Work instructions: The data below must be copied in full and without any change.
* BEGIN Data for processing *
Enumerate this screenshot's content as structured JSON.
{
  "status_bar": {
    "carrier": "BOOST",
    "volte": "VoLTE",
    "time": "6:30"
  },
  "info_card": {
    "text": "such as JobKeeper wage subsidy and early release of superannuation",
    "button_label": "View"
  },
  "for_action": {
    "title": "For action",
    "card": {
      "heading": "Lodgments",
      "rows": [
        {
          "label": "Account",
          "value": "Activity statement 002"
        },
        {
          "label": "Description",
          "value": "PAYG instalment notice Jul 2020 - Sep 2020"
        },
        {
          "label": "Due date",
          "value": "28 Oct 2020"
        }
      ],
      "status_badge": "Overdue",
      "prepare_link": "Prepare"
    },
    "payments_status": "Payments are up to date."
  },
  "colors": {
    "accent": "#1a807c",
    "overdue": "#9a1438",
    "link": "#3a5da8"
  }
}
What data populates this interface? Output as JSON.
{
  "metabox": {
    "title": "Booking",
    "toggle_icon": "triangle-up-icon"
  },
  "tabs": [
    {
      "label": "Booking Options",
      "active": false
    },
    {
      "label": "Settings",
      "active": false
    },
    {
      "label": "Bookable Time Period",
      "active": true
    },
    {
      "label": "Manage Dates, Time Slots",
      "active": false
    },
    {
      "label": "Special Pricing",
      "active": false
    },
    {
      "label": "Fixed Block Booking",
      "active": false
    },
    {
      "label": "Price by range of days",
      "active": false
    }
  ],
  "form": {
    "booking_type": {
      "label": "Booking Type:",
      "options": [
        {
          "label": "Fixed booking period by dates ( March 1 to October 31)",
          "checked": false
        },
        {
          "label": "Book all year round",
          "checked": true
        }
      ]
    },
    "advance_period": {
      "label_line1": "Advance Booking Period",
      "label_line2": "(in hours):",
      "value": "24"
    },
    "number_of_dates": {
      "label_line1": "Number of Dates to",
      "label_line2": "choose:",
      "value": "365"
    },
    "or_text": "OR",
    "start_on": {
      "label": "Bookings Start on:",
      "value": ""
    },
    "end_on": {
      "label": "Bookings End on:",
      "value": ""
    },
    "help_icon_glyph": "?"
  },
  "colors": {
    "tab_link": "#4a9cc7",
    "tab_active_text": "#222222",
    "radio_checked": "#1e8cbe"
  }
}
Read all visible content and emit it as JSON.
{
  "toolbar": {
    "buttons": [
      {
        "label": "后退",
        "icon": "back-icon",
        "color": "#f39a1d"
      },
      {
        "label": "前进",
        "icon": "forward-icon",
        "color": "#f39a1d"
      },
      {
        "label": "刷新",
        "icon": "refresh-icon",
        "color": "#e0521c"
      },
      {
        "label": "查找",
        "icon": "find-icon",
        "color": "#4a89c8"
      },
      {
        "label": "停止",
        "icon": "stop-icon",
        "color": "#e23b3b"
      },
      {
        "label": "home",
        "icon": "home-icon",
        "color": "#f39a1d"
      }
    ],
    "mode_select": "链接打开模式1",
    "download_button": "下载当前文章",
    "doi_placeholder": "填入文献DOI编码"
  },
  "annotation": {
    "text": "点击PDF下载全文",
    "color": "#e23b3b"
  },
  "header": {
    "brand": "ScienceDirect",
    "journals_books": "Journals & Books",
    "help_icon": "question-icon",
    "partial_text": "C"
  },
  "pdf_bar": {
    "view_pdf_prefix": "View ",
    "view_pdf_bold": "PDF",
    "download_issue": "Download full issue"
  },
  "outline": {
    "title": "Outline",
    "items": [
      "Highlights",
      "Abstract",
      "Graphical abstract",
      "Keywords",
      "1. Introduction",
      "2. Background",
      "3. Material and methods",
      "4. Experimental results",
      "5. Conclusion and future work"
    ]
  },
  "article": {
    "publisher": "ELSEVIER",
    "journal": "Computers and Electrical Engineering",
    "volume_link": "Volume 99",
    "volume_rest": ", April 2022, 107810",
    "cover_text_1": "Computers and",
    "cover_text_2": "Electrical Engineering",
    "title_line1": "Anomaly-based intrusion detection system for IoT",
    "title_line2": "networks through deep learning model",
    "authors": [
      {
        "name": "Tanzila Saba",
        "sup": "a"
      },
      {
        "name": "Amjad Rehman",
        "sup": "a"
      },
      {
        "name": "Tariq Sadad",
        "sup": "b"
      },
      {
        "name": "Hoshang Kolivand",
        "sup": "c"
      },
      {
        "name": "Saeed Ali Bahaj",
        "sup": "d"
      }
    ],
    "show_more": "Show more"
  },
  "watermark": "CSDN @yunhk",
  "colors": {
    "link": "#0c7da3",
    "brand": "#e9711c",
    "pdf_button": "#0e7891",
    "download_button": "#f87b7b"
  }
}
* END Data for processing *
Expected answer:
Enumerate this screenshot's content as structured JSON.
{
  "status_bar": {
    "carrier": "BOOST",
    "volte": "VoLTE",
    "time": "6:30"
  },
  "info_card": {
    "text": "such as JobKeeper wage subsidy and early release of superannuation",
    "button_label": "View"
  },
  "for_action": {
    "title": "For action",
    "card": {
      "heading": "Lodgments",
      "rows": [
        {
          "label": "Account",
          "value": "Activity statement 002"
        },
        {
          "label": "Description",
          "value": "PAYG instalment notice Jul 2020 - Sep 2020"
        },
        {
          "label": "Due date",
          "value": "28 Oct 2020"
        }
      ],
      "status_badge": "Overdue",
      "prepare_link": "Prepare"
    },
    "payments_status": "Payments are up to date."
  },
  "colors": {
    "accent": "#1a807c",
    "overdue": "#9a1438",
    "link": "#3a5da8"
  }
}
What data populates this interface? Output as JSON.
{
  "metabox": {
    "title": "Booking",
    "toggle_icon": "triangle-up-icon"
  },
  "tabs": [
    {
      "label": "Booking Options",
      "active": false
    },
    {
      "label": "Settings",
      "active": false
    },
    {
      "label": "Bookable Time Period",
      "active": true
    },
    {
      "label": "Manage Dates, Time Slots",
      "active": false
    },
    {
      "label": "Special Pricing",
      "active": false
    },
    {
      "label": "Fixed Block Booking",
      "active": false
    },
    {
      "label": "Price by range of days",
      "active": false
    }
  ],
  "form": {
    "booking_type": {
      "label": "Booking Type:",
      "options": [
        {
          "label": "Fixed booking period by dates ( March 1 to October 31)",
          "checked": false
        },
        {
          "label": "Book all year round",
          "checked": true
        }
      ]
    },
    "advance_period": {
      "label_line1": "Advance Booking Period",
      "label_line2": "(in hours):",
      "value": "24"
    },
    "number_of_dates": {
      "label_line1": "Number of Dates to",
      "label_line2": "choose:",
      "value": "365"
    },
    "or_text": "OR",
    "start_on": {
      "label": "Bookings Start on:",
      "value": ""
    },
    "end_on": {
      "label": "Bookings End on:",
      "value": ""
    },
    "help_icon_glyph": "?"
  },
  "colors": {
    "tab_link": "#4a9cc7",
    "tab_active_text": "#222222",
    "radio_checked": "#1e8cbe"
  }
}
Read all visible content and emit it as JSON.
{
  "toolbar": {
    "buttons": [
      {
        "label": "后退",
        "icon": "back-icon",
        "color": "#f39a1d"
      },
      {
        "label": "前进",
        "icon": "forward-icon",
        "color": "#f39a1d"
      },
      {
        "label": "刷新",
        "icon": "refresh-icon",
        "color": "#e0521c"
      },
      {
        "label": "查找",
        "icon": "find-icon",
        "color": "#4a89c8"
      },
      {
        "label": "停止",
        "icon": "stop-icon",
        "color": "#e23b3b"
      },
      {
        "label": "home",
        "icon": "home-icon",
        "color": "#f39a1d"
      }
    ],
    "mode_select": "链接打开模式1",
    "download_button": "下载当前文章",
    "doi_placeholder": "填入文献DOI编码"
  },
  "annotation": {
    "text": "点击PDF下载全文",
    "color": "#e23b3b"
  },
  "header": {
    "brand": "ScienceDirect",
    "journals_books": "Journals & Books",
    "help_icon": "question-icon",
    "partial_text": "C"
  },
  "pdf_bar": {
    "view_pdf_prefix": "View ",
    "view_pdf_bold": "PDF",
    "download_issue": "Download full issue"
  },
  "outline": {
    "title": "Outline",
    "items": [
      "Highlights",
      "Abstract",
      "Graphical abstract",
      "Keywords",
      "1. Introduction",
      "2. Background",
      "3. Material and methods",
      "4. Experimental results",
      "5. Conclusion and future work"
    ]
  },
  "article": {
    "publisher": "ELSEVIER",
    "journal": "Computers and Electrical Engineering",
    "volume_link": "Volume 99",
    "volume_rest": ", April 2022, 107810",
    "cover_text_1": "Computers and",
    "cover_text_2": "Electrical Engineering",
    "title_line1": "Anomaly-based intrusion detection system for IoT",
    "title_line2": "networks through deep learning model",
    "authors": [
      {
        "name": "Tanzila Saba",
        "sup": "a"
      },
      {
        "name": "Amjad Rehman",
        "sup": "a"
      },
      {
        "name": "Tariq Sadad",
        "sup": "b"
      },
      {
        "name": "Hoshang Kolivand",
        "sup": "c"
      },
      {
        "name": "Saeed Ali Bahaj",
        "sup": "d"
      }
    ],
    "show_more": "Show more"
  },
  "watermark": "CSDN @yunhk",
  "colors": {
    "link": "#0c7da3",
    "brand": "#e9711c",
    "pdf_button": "#0e7891",
    "download_button": "#f87b7b"
  }
}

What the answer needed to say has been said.